| Written exercise |
Copy out the entries exactly, from the first line to the last.

Stored data

--------------------------------------------------

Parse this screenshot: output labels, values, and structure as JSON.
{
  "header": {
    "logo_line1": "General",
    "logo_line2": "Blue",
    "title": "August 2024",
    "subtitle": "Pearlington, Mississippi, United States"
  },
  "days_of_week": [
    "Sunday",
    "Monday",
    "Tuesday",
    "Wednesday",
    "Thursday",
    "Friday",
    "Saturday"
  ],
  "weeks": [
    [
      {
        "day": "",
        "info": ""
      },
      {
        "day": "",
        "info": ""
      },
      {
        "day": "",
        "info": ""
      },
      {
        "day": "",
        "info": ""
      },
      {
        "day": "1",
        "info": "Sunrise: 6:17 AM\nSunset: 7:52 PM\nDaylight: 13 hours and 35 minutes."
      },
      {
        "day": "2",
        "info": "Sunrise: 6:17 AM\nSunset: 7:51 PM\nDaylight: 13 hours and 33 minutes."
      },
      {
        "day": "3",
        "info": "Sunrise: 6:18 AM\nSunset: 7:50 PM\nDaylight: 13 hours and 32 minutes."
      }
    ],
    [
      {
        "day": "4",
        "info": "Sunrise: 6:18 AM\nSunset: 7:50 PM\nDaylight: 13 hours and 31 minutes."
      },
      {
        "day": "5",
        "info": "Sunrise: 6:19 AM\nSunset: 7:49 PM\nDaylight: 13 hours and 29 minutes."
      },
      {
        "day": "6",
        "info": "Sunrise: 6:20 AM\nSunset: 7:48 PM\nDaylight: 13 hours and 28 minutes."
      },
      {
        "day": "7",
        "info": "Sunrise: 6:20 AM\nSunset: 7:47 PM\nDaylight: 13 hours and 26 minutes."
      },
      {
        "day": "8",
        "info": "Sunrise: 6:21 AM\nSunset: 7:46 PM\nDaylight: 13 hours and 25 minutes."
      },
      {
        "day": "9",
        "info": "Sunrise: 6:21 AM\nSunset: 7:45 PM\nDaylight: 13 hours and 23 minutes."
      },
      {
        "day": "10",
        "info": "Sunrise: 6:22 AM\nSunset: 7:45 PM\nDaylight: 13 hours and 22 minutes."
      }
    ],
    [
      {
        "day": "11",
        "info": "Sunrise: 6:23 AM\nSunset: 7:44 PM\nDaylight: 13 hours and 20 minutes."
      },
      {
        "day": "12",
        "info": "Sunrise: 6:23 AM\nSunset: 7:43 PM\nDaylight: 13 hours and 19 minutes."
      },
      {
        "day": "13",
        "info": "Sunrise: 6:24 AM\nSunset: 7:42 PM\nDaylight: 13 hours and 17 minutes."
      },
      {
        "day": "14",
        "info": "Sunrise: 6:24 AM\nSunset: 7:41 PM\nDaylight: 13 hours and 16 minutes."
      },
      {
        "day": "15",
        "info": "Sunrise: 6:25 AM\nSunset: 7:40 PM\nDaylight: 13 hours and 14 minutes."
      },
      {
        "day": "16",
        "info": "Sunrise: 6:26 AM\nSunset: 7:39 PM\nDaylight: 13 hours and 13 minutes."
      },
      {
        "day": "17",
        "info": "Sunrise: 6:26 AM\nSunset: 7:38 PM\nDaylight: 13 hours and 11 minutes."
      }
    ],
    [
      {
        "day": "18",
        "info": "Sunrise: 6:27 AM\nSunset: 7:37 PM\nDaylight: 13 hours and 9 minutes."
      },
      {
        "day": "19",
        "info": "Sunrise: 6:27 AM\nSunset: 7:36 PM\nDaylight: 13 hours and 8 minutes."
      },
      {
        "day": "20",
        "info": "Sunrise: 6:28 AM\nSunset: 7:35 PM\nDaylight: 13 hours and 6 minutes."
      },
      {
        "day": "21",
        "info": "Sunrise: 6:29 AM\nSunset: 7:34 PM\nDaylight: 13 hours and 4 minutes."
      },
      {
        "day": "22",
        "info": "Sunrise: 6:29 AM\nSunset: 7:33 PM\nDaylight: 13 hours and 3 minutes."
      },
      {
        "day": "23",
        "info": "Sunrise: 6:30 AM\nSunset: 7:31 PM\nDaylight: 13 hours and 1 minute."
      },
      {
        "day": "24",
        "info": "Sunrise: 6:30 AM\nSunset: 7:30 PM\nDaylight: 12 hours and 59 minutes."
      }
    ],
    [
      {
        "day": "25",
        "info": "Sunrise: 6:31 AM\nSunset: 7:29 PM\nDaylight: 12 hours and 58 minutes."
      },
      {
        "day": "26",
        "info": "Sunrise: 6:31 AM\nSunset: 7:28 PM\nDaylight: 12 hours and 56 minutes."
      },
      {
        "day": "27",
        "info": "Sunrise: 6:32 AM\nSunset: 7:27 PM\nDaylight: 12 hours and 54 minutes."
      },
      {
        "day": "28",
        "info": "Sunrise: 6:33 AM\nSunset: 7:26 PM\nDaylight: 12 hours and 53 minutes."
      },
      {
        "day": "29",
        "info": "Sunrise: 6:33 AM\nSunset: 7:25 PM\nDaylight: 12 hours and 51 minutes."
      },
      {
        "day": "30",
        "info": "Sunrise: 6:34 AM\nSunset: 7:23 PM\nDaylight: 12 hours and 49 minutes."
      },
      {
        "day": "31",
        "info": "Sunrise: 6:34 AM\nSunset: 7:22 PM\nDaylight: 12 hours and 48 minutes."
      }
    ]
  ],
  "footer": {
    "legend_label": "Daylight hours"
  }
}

--------------------------------------------------

| Solution |
Parse this screenshot: output labels, values, and structure as JSON.
{
  "header": {
    "logo_line1": "General",
    "logo_line2": "Blue",
    "title": "August 2024",
    "subtitle": "Pearlington, Mississippi, United States"
  },
  "days_of_week": [
    "Sunday",
    "Monday",
    "Tuesday",
    "Wednesday",
    "Thursday",
    "Friday",
    "Saturday"
  ],
  "weeks": [
    [
      {
        "day": "",
        "info": ""
      },
      {
        "day": "",
        "info": ""
      },
      {
        "day": "",
        "info": ""
      },
      {
        "day": "",
        "info": ""
      },
      {
        "day": "1",
        "info": "Sunrise: 6:17 AM\nSunset: 7:52 PM\nDaylight: 13 hours and 35 minutes."
      },
      {
        "day": "2",
        "info": "Sunrise: 6:17 AM\nSunset: 7:51 PM\nDaylight: 13 hours and 33 minutes."
      },
      {
        "day": "3",
        "info": "Sunrise: 6:18 AM\nSunset: 7:50 PM\nDaylight: 13 hours and 32 minutes."
      }
    ],
    [
      {
        "day": "4",
        "info": "Sunrise: 6:18 AM\nSunset: 7:50 PM\nDaylight: 13 hours and 31 minutes."
      },
      {
        "day": "5",
        "info": "Sunrise: 6:19 AM\nSunset: 7:49 PM\nDaylight: 13 hours and 29 minutes."
      },
      {
        "day": "6",
        "info": "Sunrise: 6:20 AM\nSunset: 7:48 PM\nDaylight: 13 hours and 28 minutes."
      },
      {
        "day": "7",
        "info": "Sunrise: 6:20 AM\nSunset: 7:47 PM\nDaylight: 13 hours and 26 minutes."
      },
      {
        "day": "8",
        "info": "Sunrise: 6:21 AM\nSunset: 7:46 PM\nDaylight: 13 hours and 25 minutes."
      },
      {
        "day": "9",
        "info": "Sunrise: 6:21 AM\nSunset: 7:45 PM\nDaylight: 13 hours and 23 minutes."
      },
      {
        "day": "10",
        "info": "Sunrise: 6:22 AM\nSunset: 7:45 PM\nDaylight: 13 hours and 22 minutes."
      }
    ],
    [
      {
        "day": "11",
        "info": "Sunrise: 6:23 AM\nSunset: 7:44 PM\nDaylight: 13 hours and 20 minutes."
      },
      {
        "day": "12",
        "info": "Sunrise: 6:23 AM\nSunset: 7:43 PM\nDaylight: 13 hours and 19 minutes."
      },
      {
        "day": "13",
        "info": "Sunrise: 6:24 AM\nSunset: 7:42 PM\nDaylight: 13 hours and 17 minutes."
      },
      {
        "day": "14",
        "info": "Sunrise: 6:24 AM\nSunset: 7:41 PM\nDaylight: 13 hours and 16 minutes."
      },
      {
        "day": "15",
        "info": "Sunrise: 6:25 AM\nSunset: 7:40 PM\nDaylight: 13 hours and 14 minutes."
      },
      {
        "day": "16",
        "info": "Sunrise: 6:26 AM\nSunset: 7:39 PM\nDaylight: 13 hours and 13 minutes."
      },
      {
        "day": "17",
        "info": "Sunrise: 6:26 AM\nSunset: 7:38 PM\nDaylight: 13 hours and 11 minutes."
      }
    ],
    [
      {
        "day": "18",
        "info": "Sunrise: 6:27 AM\nSunset: 7:37 PM\nDaylight: 13 hours and 9 minutes."
      },
      {
        "day": "19",
        "info": "Sunrise: 6:27 AM\nSunset: 7:36 PM\nDaylight: 13 hours and 8 minutes."
      },
      {
        "day": "20",
        "info": "Sunrise: 6:28 AM\nSunset: 7:35 PM\nDaylight: 13 hours and 6 minutes."
      },
      {
        "day": "21",
        "info": "Sunrise: 6:29 AM\nSunset: 7:34 PM\nDaylight: 13 hours and 4 minutes."
      },
      {
        "day": "22",
        "info": "Sunrise: 6:29 AM\nSunset: 7:33 PM\nDaylight: 13 hours and 3 minutes."
      },
      {
        "day": "23",
        "info": "Sunrise: 6:30 AM\nSunset: 7:31 PM\nDaylight: 13 hours and 1 minute."
      },
      {
        "day": "24",
        "info": "Sunrise: 6:30 AM\nSunset: 7:30 PM\nDaylight: 12 hours and 59 minutes."
      }
    ],
    [
      {
        "day": "25",
        "info": "Sunrise: 6:31 AM\nSunset: 7:29 PM\nDaylight: 12 hours and 58 minutes."
      },
      {
        "day": "26",
        "info": "Sunrise: 6:31 AM\nSunset: 7:28 PM\nDaylight: 12 hours and 56 minutes."
      },
      {
        "day": "27",
        "info": "Sunrise: 6:32 AM\nSunset: 7:27 PM\nDaylight: 12 hours and 54 minutes."
      },
      {
        "day": "28",
        "info": "Sunrise: 6:33 AM\nSunset: 7:26 PM\nDaylight: 12 hours and 53 minutes."
      },
      {
        "day": "29",
        "info": "Sunrise: 6:33 AM\nSunset: 7:25 PM\nDaylight: 12 hours and 51 minutes."
      },
      {
        "day": "30",
        "info": "Sunrise: 6:34 AM\nSunset: 7:23 PM\nDaylight: 12 hours and 49 minutes."
      },
      {
        "day": "31",
        "info": "Sunrise: 6:34 AM\nSunset: 7:22 PM\nDaylight: 12 hours and 48 minutes."
      }
    ]
  ],
  "footer": {
    "legend_label": "Daylight hours"
  }
}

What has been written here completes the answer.